DIRECTION ▸ Scan the lines below for the string "讨论通过的文件" and copy every one that has it.

(Figure content listings)

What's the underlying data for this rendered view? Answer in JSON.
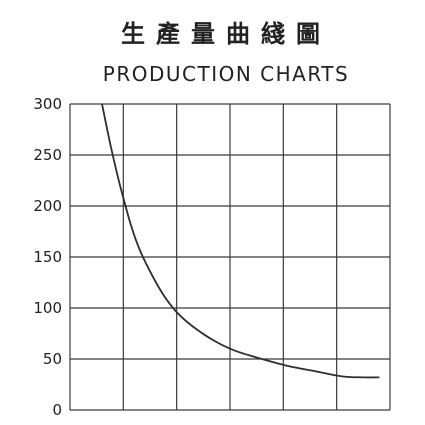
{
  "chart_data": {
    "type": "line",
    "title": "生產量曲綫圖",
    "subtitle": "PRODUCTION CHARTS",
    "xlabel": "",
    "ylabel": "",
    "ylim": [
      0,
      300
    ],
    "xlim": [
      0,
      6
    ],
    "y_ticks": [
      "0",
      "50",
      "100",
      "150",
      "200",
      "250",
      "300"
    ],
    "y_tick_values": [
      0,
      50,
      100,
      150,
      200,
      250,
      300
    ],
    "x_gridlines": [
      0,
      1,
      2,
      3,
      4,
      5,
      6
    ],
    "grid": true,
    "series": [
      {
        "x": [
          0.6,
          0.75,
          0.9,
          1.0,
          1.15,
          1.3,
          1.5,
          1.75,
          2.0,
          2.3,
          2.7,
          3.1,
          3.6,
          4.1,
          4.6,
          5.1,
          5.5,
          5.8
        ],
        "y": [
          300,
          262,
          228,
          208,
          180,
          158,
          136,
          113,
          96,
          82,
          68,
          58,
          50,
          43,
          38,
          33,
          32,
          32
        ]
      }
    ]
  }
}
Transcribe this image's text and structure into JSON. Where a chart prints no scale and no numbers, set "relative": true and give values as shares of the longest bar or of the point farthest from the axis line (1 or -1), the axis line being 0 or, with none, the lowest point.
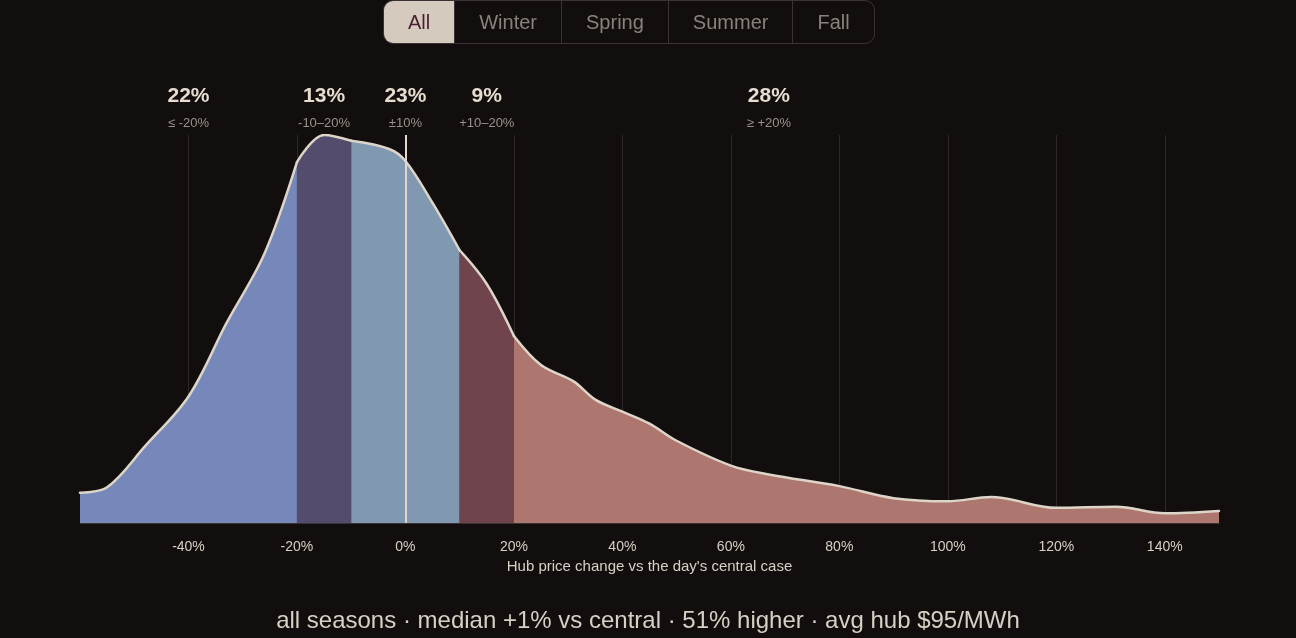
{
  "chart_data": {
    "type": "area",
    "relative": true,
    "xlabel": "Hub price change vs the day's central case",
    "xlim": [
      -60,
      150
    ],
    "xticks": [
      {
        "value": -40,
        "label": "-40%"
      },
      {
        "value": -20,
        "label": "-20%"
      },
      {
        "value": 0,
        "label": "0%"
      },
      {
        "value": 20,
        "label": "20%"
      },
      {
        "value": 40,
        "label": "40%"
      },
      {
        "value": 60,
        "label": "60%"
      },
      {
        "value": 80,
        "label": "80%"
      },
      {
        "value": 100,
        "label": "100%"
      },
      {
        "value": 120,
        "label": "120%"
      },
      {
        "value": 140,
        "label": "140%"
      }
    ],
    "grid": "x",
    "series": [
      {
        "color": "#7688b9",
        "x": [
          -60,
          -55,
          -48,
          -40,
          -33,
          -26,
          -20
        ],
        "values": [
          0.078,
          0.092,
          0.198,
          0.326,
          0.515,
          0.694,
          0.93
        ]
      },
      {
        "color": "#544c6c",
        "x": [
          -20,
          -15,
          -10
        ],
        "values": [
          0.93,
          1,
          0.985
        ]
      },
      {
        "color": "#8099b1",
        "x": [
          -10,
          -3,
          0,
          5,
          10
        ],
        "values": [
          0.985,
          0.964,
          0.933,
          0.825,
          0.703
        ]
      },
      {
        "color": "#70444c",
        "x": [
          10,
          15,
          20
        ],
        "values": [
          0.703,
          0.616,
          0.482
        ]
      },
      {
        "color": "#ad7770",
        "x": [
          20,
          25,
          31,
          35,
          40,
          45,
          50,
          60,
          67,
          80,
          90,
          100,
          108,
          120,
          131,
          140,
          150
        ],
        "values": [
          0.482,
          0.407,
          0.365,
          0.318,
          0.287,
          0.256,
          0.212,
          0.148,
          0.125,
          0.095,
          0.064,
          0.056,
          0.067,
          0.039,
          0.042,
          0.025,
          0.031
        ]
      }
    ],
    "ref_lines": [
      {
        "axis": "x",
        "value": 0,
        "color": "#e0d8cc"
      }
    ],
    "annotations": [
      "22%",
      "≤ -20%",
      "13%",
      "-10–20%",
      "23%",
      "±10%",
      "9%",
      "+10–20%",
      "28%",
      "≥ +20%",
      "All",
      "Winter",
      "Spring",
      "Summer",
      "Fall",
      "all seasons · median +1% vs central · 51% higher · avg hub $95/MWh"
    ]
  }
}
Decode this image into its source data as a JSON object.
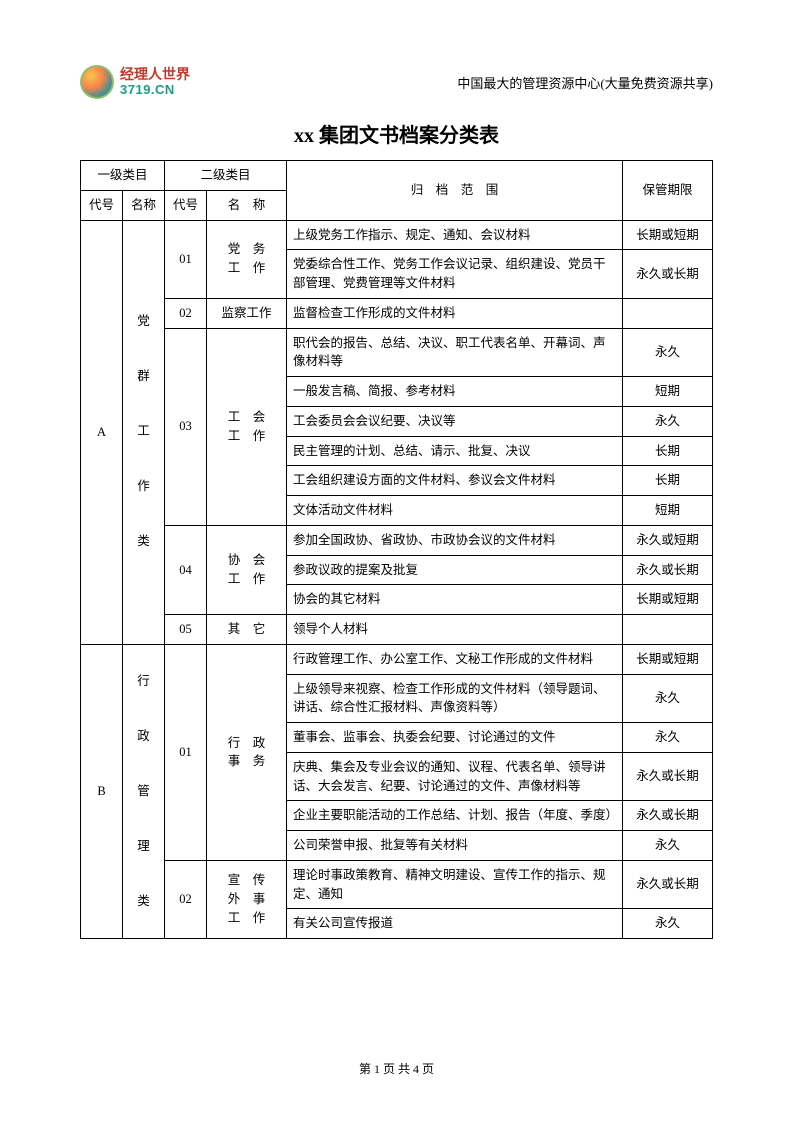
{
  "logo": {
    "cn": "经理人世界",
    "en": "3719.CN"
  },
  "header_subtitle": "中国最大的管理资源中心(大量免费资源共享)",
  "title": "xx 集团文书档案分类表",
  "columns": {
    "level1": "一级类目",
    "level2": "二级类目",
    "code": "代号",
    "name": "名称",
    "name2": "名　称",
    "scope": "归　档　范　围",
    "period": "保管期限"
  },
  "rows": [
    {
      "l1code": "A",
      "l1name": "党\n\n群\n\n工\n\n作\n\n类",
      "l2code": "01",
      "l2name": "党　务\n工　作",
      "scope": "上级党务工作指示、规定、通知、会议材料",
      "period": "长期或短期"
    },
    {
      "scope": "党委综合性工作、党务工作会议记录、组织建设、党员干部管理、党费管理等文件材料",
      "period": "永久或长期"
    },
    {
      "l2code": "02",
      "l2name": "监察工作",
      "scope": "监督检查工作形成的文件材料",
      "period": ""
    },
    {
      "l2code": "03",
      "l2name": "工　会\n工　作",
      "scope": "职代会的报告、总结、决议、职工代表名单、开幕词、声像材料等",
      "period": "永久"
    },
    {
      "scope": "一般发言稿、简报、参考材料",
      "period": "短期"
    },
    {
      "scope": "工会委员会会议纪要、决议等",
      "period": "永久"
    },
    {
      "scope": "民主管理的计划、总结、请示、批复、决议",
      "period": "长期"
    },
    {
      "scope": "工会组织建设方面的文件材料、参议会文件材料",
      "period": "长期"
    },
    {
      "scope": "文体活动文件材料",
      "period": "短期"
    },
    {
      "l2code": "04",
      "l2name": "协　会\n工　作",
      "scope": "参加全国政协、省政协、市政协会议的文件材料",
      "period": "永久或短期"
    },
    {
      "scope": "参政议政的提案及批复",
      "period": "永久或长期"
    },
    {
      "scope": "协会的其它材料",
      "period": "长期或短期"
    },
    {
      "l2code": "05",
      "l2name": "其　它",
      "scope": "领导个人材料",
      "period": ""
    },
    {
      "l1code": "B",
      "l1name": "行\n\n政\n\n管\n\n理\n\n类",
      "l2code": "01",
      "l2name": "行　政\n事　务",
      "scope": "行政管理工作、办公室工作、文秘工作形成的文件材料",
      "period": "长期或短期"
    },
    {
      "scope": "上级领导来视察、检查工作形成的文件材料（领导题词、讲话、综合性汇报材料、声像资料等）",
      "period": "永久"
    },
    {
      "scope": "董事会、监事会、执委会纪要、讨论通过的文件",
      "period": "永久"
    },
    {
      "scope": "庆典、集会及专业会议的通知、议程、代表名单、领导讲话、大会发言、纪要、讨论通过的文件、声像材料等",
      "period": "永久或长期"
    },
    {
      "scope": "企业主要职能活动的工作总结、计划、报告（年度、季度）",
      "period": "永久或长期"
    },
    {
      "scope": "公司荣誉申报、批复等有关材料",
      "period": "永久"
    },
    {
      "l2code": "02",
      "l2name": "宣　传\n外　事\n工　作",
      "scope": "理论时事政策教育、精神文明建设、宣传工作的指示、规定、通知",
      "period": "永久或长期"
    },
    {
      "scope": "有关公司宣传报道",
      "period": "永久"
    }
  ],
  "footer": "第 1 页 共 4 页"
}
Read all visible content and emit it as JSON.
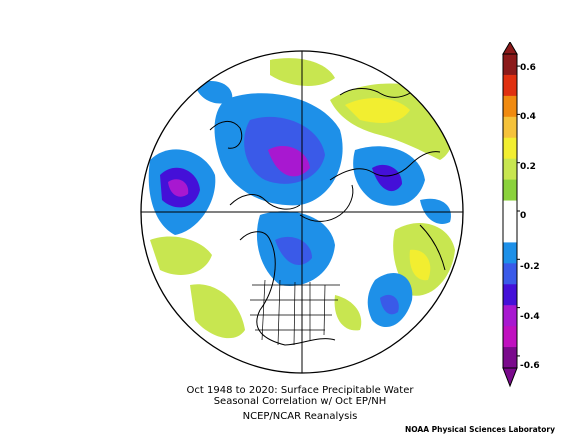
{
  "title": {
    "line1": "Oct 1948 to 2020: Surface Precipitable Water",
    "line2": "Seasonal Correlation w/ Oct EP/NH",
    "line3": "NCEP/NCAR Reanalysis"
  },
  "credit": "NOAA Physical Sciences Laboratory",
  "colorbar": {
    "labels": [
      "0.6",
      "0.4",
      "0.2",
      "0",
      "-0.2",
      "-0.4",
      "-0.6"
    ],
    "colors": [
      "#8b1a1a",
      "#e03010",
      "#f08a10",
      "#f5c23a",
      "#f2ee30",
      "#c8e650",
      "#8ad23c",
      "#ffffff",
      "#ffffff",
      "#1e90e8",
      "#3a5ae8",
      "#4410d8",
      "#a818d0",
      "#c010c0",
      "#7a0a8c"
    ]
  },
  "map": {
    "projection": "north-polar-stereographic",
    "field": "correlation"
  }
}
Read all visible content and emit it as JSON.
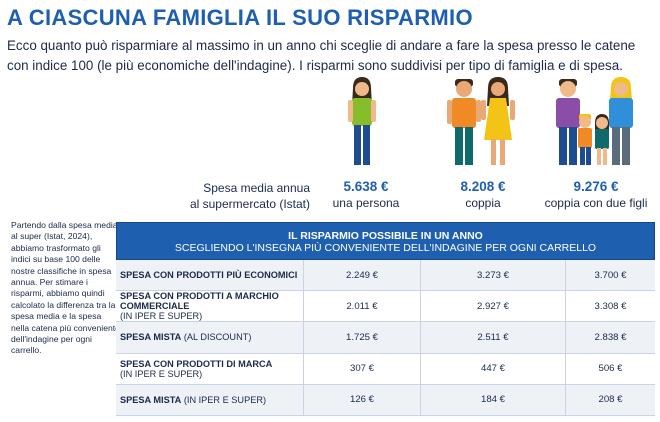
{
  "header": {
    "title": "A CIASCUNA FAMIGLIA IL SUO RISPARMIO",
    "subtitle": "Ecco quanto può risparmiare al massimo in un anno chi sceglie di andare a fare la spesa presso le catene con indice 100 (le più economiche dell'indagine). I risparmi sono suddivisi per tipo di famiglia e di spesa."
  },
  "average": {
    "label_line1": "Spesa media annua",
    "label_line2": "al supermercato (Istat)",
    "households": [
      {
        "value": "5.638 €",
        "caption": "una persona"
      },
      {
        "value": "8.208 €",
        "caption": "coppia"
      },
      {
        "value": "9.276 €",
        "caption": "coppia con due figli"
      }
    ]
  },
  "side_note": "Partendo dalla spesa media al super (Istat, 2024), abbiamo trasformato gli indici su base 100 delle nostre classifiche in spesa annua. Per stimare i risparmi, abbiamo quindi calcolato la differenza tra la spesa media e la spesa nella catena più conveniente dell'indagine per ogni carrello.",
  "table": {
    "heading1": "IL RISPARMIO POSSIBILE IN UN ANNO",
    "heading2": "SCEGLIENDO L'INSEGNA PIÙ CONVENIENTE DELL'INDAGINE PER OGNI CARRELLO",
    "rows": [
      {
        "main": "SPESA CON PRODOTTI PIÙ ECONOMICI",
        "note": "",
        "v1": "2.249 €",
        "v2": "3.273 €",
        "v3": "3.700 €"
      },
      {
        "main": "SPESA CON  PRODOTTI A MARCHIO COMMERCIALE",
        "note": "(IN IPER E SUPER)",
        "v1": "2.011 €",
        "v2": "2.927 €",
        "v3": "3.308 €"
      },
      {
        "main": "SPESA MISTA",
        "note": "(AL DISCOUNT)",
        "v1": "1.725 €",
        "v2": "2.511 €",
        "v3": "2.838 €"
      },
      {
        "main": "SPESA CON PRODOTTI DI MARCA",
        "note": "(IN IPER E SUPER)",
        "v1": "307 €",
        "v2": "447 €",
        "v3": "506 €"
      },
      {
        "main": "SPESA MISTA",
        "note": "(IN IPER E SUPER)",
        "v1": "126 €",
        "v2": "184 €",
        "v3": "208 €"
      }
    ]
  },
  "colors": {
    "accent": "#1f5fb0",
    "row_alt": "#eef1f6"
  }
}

OUTPUT OF THE EXERCISE ▸
      "scope": "董事会、监事会、执委会纪要、讨论通过的文件",
      "scope": "庆典、集会及专业会议的通知、议程、代表名单、领导讲话、大会发言、纪要、讨论通过的文件、声像材料等",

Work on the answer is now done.